§ Task: Copy each entry as it stands, leaving nothing out.

§ Supplied information:
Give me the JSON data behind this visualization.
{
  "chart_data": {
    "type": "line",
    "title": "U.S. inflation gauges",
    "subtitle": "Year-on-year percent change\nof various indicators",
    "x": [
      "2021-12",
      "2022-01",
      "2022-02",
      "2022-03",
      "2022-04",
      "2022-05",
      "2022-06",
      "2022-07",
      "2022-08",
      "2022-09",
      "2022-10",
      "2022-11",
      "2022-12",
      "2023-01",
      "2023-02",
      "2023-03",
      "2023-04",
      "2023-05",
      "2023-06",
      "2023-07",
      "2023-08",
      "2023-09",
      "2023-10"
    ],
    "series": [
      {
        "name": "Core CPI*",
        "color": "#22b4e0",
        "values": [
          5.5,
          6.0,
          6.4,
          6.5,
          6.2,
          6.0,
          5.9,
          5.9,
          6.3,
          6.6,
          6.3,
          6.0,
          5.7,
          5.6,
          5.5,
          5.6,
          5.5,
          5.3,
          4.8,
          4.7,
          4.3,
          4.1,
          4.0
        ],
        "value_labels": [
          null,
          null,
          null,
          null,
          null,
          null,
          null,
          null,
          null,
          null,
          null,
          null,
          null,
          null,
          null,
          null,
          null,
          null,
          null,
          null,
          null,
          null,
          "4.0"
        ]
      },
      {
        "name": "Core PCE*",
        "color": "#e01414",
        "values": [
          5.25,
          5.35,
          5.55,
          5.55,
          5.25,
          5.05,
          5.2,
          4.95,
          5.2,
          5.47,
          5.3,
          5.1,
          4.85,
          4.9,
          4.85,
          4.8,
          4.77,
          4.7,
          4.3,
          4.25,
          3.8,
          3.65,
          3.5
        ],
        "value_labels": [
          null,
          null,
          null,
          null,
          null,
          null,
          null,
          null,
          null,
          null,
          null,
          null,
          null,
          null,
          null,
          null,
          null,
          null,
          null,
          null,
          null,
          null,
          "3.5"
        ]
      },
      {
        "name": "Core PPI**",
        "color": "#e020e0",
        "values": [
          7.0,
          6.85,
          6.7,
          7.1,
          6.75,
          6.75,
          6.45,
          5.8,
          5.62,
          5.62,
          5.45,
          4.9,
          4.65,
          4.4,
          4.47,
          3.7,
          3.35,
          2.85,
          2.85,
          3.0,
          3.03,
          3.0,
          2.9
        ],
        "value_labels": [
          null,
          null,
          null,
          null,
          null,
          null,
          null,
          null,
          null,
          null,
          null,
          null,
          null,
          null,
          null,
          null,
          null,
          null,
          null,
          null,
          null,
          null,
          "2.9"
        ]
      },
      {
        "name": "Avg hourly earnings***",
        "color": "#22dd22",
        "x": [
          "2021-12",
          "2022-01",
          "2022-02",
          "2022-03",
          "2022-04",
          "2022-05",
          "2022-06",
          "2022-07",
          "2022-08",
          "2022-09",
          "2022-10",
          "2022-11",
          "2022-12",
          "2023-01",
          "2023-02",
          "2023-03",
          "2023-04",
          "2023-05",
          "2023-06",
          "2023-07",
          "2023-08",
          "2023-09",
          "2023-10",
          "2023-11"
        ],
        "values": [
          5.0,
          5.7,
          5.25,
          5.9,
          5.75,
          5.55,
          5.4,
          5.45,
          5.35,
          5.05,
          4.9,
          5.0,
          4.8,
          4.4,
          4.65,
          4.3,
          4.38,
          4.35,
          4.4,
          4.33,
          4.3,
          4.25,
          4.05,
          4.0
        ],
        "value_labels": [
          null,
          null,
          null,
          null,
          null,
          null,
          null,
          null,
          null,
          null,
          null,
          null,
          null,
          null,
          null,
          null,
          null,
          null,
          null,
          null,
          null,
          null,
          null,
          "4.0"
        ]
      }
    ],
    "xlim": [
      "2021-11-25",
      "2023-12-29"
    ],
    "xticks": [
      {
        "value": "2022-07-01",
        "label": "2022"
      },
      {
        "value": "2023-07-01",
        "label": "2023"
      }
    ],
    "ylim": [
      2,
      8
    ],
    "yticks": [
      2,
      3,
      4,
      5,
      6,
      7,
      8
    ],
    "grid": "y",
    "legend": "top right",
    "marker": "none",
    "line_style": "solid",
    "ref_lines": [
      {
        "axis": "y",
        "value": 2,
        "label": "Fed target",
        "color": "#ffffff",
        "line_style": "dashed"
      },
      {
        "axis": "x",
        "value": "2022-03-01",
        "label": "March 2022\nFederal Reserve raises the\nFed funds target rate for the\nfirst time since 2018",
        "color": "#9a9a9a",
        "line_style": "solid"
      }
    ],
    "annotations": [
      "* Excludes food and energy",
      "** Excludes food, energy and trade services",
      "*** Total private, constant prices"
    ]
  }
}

§ Response to this exercise:
Give me the JSON data behind this visualization.
{
  "chart_data": {
    "type": "line",
    "title": "U.S. inflation gauges",
    "subtitle": "Year-on-year percent change\nof various indicators",
    "x": [
      "2021-12",
      "2022-01",
      "2022-02",
      "2022-03",
      "2022-04",
      "2022-05",
      "2022-06",
      "2022-07",
      "2022-08",
      "2022-09",
      "2022-10",
      "2022-11",
      "2022-12",
      "2023-01",
      "2023-02",
      "2023-03",
      "2023-04",
      "2023-05",
      "2023-06",
      "2023-07",
      "2023-08",
      "2023-09",
      "2023-10"
    ],
    "series": [
      {
        "name": "Core CPI*",
        "color": "#22b4e0",
        "values": [
          5.5,
          6.0,
          6.4,
          6.5,
          6.2,
          6.0,
          5.9,
          5.9,
          6.3,
          6.6,
          6.3,
          6.0,
          5.7,
          5.6,
          5.5,
          5.6,
          5.5,
          5.3,
          4.8,
          4.7,
          4.3,
          4.1,
          4.0
        ],
        "value_labels": [
          null,
          null,
          null,
          null,
          null,
          null,
          null,
          null,
          null,
          null,
          null,
          null,
          null,
          null,
          null,
          null,
          null,
          null,
          null,
          null,
          null,
          null,
          "4.0"
        ]
      },
      {
        "name": "Core PCE*",
        "color": "#e01414",
        "values": [
          5.25,
          5.35,
          5.55,
          5.55,
          5.25,
          5.05,
          5.2,
          4.95,
          5.2,
          5.47,
          5.3,
          5.1,
          4.85,
          4.9,
          4.85,
          4.8,
          4.77,
          4.7,
          4.3,
          4.25,
          3.8,
          3.65,
          3.5
        ],
        "value_labels": [
          null,
          null,
          null,
          null,
          null,
          null,
          null,
          null,
          null,
          null,
          null,
          null,
          null,
          null,
          null,
          null,
          null,
          null,
          null,
          null,
          null,
          null,
          "3.5"
        ]
      },
      {
        "name": "Core PPI**",
        "color": "#e020e0",
        "values": [
          7.0,
          6.85,
          6.7,
          7.1,
          6.75,
          6.75,
          6.45,
          5.8,
          5.62,
          5.62,
          5.45,
          4.9,
          4.65,
          4.4,
          4.47,
          3.7,
          3.35,
          2.85,
          2.85,
          3.0,
          3.03,
          3.0,
          2.9
        ],
        "value_labels": [
          null,
          null,
          null,
          null,
          null,
          null,
          null,
          null,
          null,
          null,
          null,
          null,
          null,
          null,
          null,
          null,
          null,
          null,
          null,
          null,
          null,
          null,
          "2.9"
        ]
      },
      {
        "name": "Avg hourly earnings***",
        "color": "#22dd22",
        "x": [
          "2021-12",
          "2022-01",
          "2022-02",
          "2022-03",
          "2022-04",
          "2022-05",
          "2022-06",
          "2022-07",
          "2022-08",
          "2022-09",
          "2022-10",
          "2022-11",
          "2022-12",
          "2023-01",
          "2023-02",
          "2023-03",
          "2023-04",
          "2023-05",
          "2023-06",
          "2023-07",
          "2023-08",
          "2023-09",
          "2023-10",
          "2023-11"
        ],
        "values": [
          5.0,
          5.7,
          5.25,
          5.9,
          5.75,
          5.55,
          5.4,
          5.45,
          5.35,
          5.05,
          4.9,
          5.0,
          4.8,
          4.4,
          4.65,
          4.3,
          4.38,
          4.35,
          4.4,
          4.33,
          4.3,
          4.25,
          4.05,
          4.0
        ],
        "value_labels": [
          null,
          null,
          null,
          null,
          null,
          null,
          null,
          null,
          null,
          null,
          null,
          null,
          null,
          null,
          null,
          null,
          null,
          null,
          null,
          null,
          null,
          null,
          null,
          "4.0"
        ]
      }
    ],
    "xlim": [
      "2021-11-25",
      "2023-12-29"
    ],
    "xticks": [
      {
        "value": "2022-07-01",
        "label": "2022"
      },
      {
        "value": "2023-07-01",
        "label": "2023"
      }
    ],
    "ylim": [
      2,
      8
    ],
    "yticks": [
      2,
      3,
      4,
      5,
      6,
      7,
      8
    ],
    "grid": "y",
    "legend": "top right",
    "marker": "none",
    "line_style": "solid",
    "ref_lines": [
      {
        "axis": "y",
        "value": 2,
        "label": "Fed target",
        "color": "#ffffff",
        "line_style": "dashed"
      },
      {
        "axis": "x",
        "value": "2022-03-01",
        "label": "March 2022\nFederal Reserve raises the\nFed funds target rate for the\nfirst time since 2018",
        "color": "#9a9a9a",
        "line_style": "solid"
      }
    ],
    "annotations": [
      "* Excludes food and energy",
      "** Excludes food, energy and trade services",
      "*** Total private, constant prices"
    ]
  }
}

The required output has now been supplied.